━━━ INPUT FOR THIS TASK
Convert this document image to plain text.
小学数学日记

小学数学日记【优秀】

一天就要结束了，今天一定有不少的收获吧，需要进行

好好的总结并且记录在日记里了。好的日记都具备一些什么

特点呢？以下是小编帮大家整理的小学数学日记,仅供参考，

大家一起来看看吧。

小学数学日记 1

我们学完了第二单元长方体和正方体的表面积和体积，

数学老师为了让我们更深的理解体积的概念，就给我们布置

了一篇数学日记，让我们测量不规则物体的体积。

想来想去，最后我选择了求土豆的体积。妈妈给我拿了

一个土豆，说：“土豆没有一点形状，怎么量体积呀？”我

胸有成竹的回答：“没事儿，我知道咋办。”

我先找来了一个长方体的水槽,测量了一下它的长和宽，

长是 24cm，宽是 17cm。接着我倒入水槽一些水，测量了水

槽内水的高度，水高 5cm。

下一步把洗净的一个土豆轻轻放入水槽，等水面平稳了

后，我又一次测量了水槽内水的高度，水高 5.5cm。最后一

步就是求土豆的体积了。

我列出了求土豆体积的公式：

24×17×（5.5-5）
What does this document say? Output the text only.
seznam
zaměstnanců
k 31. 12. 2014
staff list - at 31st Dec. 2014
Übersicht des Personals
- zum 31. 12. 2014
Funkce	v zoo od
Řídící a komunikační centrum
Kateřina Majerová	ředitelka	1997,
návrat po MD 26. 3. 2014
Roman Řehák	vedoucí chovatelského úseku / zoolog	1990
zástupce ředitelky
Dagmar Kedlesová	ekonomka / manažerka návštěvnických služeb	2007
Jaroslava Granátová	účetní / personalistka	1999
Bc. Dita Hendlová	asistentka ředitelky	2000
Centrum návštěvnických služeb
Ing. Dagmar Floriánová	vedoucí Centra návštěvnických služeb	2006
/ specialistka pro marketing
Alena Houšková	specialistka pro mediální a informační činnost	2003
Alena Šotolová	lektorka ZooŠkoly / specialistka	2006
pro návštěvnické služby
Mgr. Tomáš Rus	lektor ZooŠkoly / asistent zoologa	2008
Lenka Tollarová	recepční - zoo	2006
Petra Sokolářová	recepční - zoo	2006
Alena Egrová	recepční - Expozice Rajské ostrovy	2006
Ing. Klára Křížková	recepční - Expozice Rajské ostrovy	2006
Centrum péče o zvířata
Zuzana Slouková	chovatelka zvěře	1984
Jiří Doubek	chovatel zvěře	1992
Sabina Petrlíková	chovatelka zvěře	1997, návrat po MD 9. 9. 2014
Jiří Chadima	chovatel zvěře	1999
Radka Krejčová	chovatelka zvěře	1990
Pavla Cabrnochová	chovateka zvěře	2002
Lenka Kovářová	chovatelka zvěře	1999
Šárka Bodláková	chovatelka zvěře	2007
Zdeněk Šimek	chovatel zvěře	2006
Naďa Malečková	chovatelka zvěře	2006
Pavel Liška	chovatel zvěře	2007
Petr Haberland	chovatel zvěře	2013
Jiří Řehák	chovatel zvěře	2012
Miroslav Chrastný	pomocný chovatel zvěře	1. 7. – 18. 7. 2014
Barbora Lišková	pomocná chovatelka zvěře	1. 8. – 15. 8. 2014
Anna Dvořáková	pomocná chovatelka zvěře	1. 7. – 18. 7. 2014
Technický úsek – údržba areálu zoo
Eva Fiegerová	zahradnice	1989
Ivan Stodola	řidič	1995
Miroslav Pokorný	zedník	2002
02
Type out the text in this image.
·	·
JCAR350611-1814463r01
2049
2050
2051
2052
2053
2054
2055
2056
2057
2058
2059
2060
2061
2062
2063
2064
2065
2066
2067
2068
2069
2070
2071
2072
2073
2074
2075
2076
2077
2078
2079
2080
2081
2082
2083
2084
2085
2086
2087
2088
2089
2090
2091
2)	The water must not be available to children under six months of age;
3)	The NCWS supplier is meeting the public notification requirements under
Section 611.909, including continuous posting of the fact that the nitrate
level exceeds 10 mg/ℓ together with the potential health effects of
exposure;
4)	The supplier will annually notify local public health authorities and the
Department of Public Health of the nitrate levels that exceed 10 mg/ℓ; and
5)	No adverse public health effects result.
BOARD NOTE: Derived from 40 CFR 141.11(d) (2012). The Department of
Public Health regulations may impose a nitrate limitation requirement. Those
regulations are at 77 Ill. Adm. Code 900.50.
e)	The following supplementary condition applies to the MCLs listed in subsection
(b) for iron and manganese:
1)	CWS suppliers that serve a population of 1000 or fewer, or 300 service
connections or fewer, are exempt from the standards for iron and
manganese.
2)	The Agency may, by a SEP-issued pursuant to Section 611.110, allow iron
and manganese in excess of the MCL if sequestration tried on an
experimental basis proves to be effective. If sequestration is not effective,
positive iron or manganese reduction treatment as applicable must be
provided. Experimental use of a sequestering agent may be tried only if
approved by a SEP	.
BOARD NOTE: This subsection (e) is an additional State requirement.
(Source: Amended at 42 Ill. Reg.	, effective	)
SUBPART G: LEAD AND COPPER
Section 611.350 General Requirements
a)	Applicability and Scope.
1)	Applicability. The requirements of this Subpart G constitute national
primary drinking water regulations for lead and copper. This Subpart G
━━━━━━
» **PROBLEM DETAILS**: Reproduce the material precisely, including every line.

» **ANSWER TO THE EXERCISE**:
Convert this document image to plain text.
小学数学日记

小学数学日记【优秀】

一天就要结束了，今天一定有不少的收获吧，需要进行

好好的总结并且记录在日记里了。好的日记都具备一些什么

特点呢？以下是小编帮大家整理的小学数学日记,仅供参考，

大家一起来看看吧。

小学数学日记 1

我们学完了第二单元长方体和正方体的表面积和体积，

数学老师为了让我们更深的理解体积的概念，就给我们布置

了一篇数学日记，让我们测量不规则物体的体积。

想来想去，最后我选择了求土豆的体积。妈妈给我拿了

一个土豆，说：“土豆没有一点形状，怎么量体积呀？”我

胸有成竹的回答：“没事儿，我知道咋办。”

我先找来了一个长方体的水槽,测量了一下它的长和宽，

长是 24cm，宽是 17cm。接着我倒入水槽一些水，测量了水

槽内水的高度，水高 5cm。

下一步把洗净的一个土豆轻轻放入水槽，等水面平稳了

后，我又一次测量了水槽内水的高度，水高 5.5cm。最后一

步就是求土豆的体积了。

我列出了求土豆体积的公式：

24×17×（5.5-5）
What does this document say? Output the text only.
seznam
zaměstnanců
k 31. 12. 2014
staff list - at 31st Dec. 2014
Übersicht des Personals
- zum 31. 12. 2014
Funkce	v zoo od
Řídící a komunikační centrum
Kateřina Majerová	ředitelka	1997,
návrat po MD 26. 3. 2014
Roman Řehák	vedoucí chovatelského úseku / zoolog	1990
zástupce ředitelky
Dagmar Kedlesová	ekonomka / manažerka návštěvnických služeb	2007
Jaroslava Granátová	účetní / personalistka	1999
Bc. Dita Hendlová	asistentka ředitelky	2000
Centrum návštěvnických služeb
Ing. Dagmar Floriánová	vedoucí Centra návštěvnických služeb	2006
/ specialistka pro marketing
Alena Houšková	specialistka pro mediální a informační činnost	2003
Alena Šotolová	lektorka ZooŠkoly / specialistka	2006
pro návštěvnické služby
Mgr. Tomáš Rus	lektor ZooŠkoly / asistent zoologa	2008
Lenka Tollarová	recepční - zoo	2006
Petra Sokolářová	recepční - zoo	2006
Alena Egrová	recepční - Expozice Rajské ostrovy	2006
Ing. Klára Křížková	recepční - Expozice Rajské ostrovy	2006
Centrum péče o zvířata
Zuzana Slouková	chovatelka zvěře	1984
Jiří Doubek	chovatel zvěře	1992
Sabina Petrlíková	chovatelka zvěře	1997, návrat po MD 9. 9. 2014
Jiří Chadima	chovatel zvěře	1999
Radka Krejčová	chovatelka zvěře	1990
Pavla Cabrnochová	chovateka zvěře	2002
Lenka Kovářová	chovatelka zvěře	1999
Šárka Bodláková	chovatelka zvěře	2007
Zdeněk Šimek	chovatel zvěře	2006
Naďa Malečková	chovatelka zvěře	2006
Pavel Liška	chovatel zvěře	2007
Petr Haberland	chovatel zvěře	2013
Jiří Řehák	chovatel zvěře	2012
Miroslav Chrastný	pomocný chovatel zvěře	1. 7. – 18. 7. 2014
Barbora Lišková	pomocná chovatelka zvěře	1. 8. – 15. 8. 2014
Anna Dvořáková	pomocná chovatelka zvěře	1. 7. – 18. 7. 2014
Technický úsek – údržba areálu zoo
Eva Fiegerová	zahradnice	1989
Ivan Stodola	řidič	1995
Miroslav Pokorný	zedník	2002
02
Type out the text in this image.
·	·
JCAR350611-1814463r01
2049
2050
2051
2052
2053
2054
2055
2056
2057
2058
2059
2060
2061
2062
2063
2064
2065
2066
2067
2068
2069
2070
2071
2072
2073
2074
2075
2076
2077
2078
2079
2080
2081
2082
2083
2084
2085
2086
2087
2088
2089
2090
2091
2)	The water must not be available to children under six months of age;
3)	The NCWS supplier is meeting the public notification requirements under
Section 611.909, including continuous posting of the fact that the nitrate
level exceeds 10 mg/ℓ together with the potential health effects of
exposure;
4)	The supplier will annually notify local public health authorities and the
Department of Public Health of the nitrate levels that exceed 10 mg/ℓ; and
5)	No adverse public health effects result.
BOARD NOTE: Derived from 40 CFR 141.11(d) (2012). The Department of
Public Health regulations may impose a nitrate limitation requirement. Those
regulations are at 77 Ill. Adm. Code 900.50.
e)	The following supplementary condition applies to the MCLs listed in subsection
(b) for iron and manganese:
1)	CWS suppliers that serve a population of 1000 or fewer, or 300 service
connections or fewer, are exempt from the standards for iron and
manganese.
2)	The Agency may, by a SEP-issued pursuant to Section 611.110, allow iron
and manganese in excess of the MCL if sequestration tried on an
experimental basis proves to be effective. If sequestration is not effective,
positive iron or manganese reduction treatment as applicable must be
provided. Experimental use of a sequestering agent may be tried only if
approved by a SEP	.
BOARD NOTE: This subsection (e) is an additional State requirement.
(Source: Amended at 42 Ill. Reg.	, effective	)
SUBPART G: LEAD AND COPPER
Section 611.350 General Requirements
a)	Applicability and Scope.
1)	Applicability. The requirements of this Subpart G constitute national
primary drinking water regulations for lead and copper. This Subpart G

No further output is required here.